> _WHAT NEEDS TO BE DONE_:
Answer with one number: the count of lines in the listing below that hold the word "candy".

** Start RECORDS FOR THIS EXERCISE **

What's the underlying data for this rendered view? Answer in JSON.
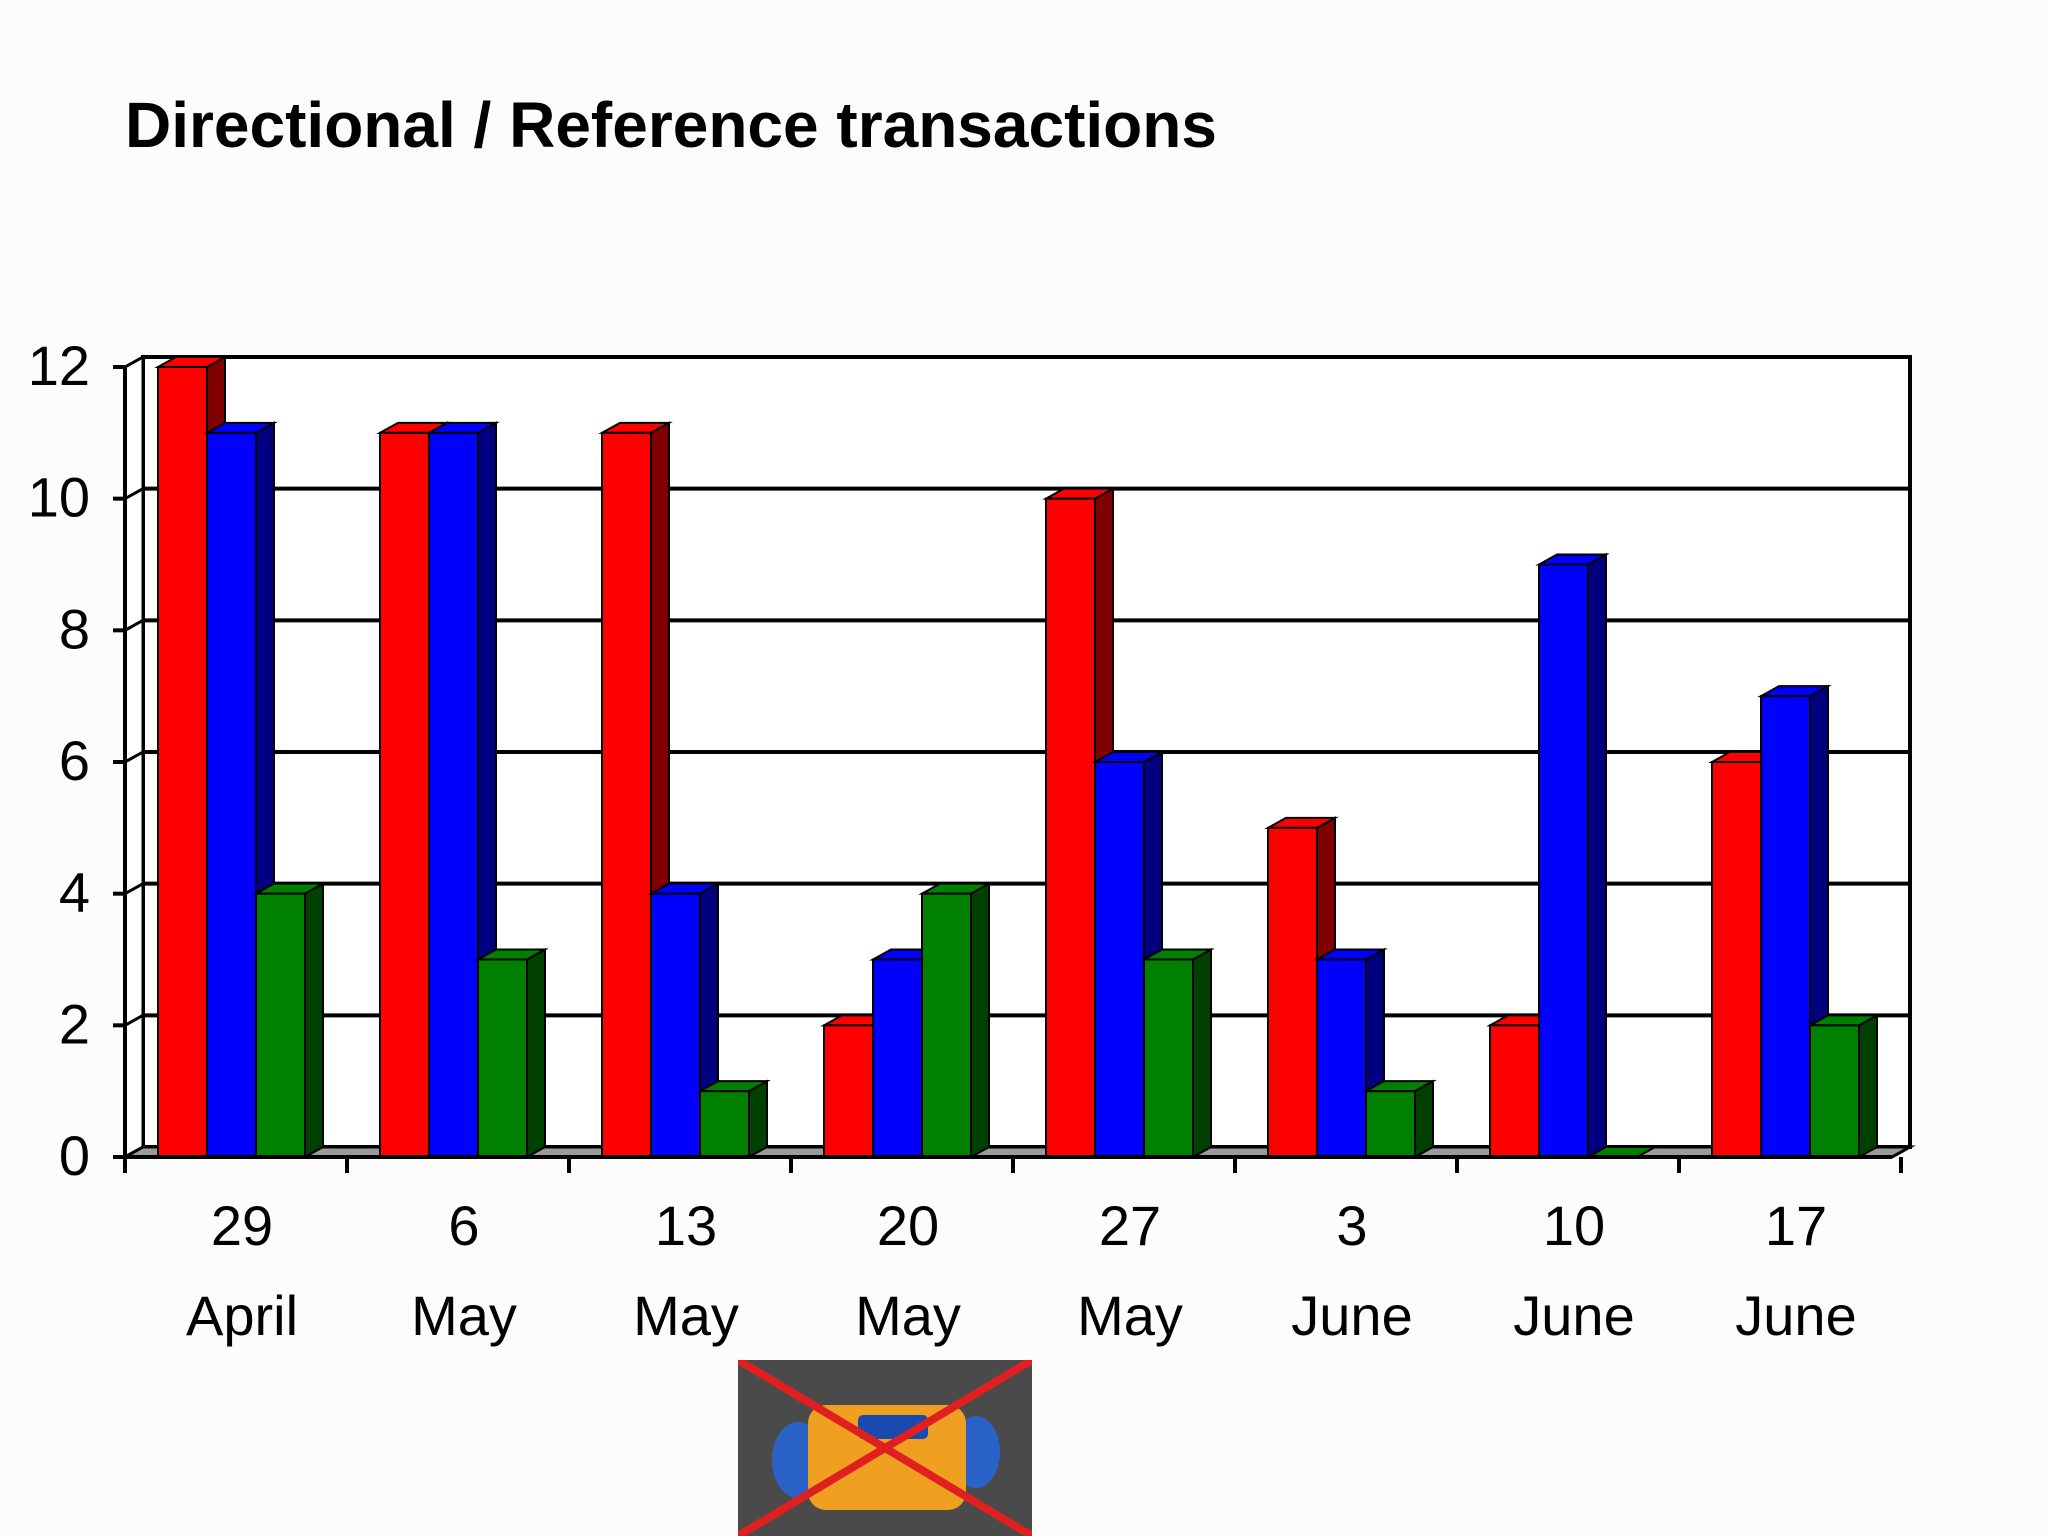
{
  "slide": {
    "title": "Directional / Reference transactions"
  },
  "chart_data": {
    "type": "bar",
    "title": "Directional / Reference transactions",
    "categories": [
      [
        "29",
        "April"
      ],
      [
        "6",
        "May"
      ],
      [
        "13",
        "May"
      ],
      [
        "20",
        "May"
      ],
      [
        "27",
        "May"
      ],
      [
        "3",
        "June"
      ],
      [
        "10",
        "June"
      ],
      [
        "17",
        "June"
      ]
    ],
    "series": [
      {
        "color": "#ff0000",
        "side_color": "#800000",
        "values": [
          12,
          11,
          11,
          2,
          10,
          5,
          2,
          6
        ]
      },
      {
        "color": "#0000ff",
        "side_color": "#000080",
        "values": [
          11,
          11,
          4,
          3,
          6,
          3,
          9,
          7
        ]
      },
      {
        "color": "#008000",
        "side_color": "#004000",
        "values": [
          4,
          3,
          1,
          4,
          3,
          1,
          0,
          2
        ]
      }
    ],
    "ylim": [
      0,
      12
    ],
    "yticks": [
      "0",
      "2",
      "4",
      "6",
      "8",
      "10",
      "12"
    ],
    "grid": true,
    "legend": "none",
    "xlabel": "",
    "ylabel": ""
  },
  "picture": {
    "icon": "crossed-out-candy-icon",
    "colors": {
      "background": "#4a4a4a",
      "cross": "#e02020",
      "wrapper": "#2a62c8",
      "candy": "#f0a020"
    }
  }
}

** End RECORDS FOR THIS EXERCISE **

> _OUTPUT OF THE TASK_:
2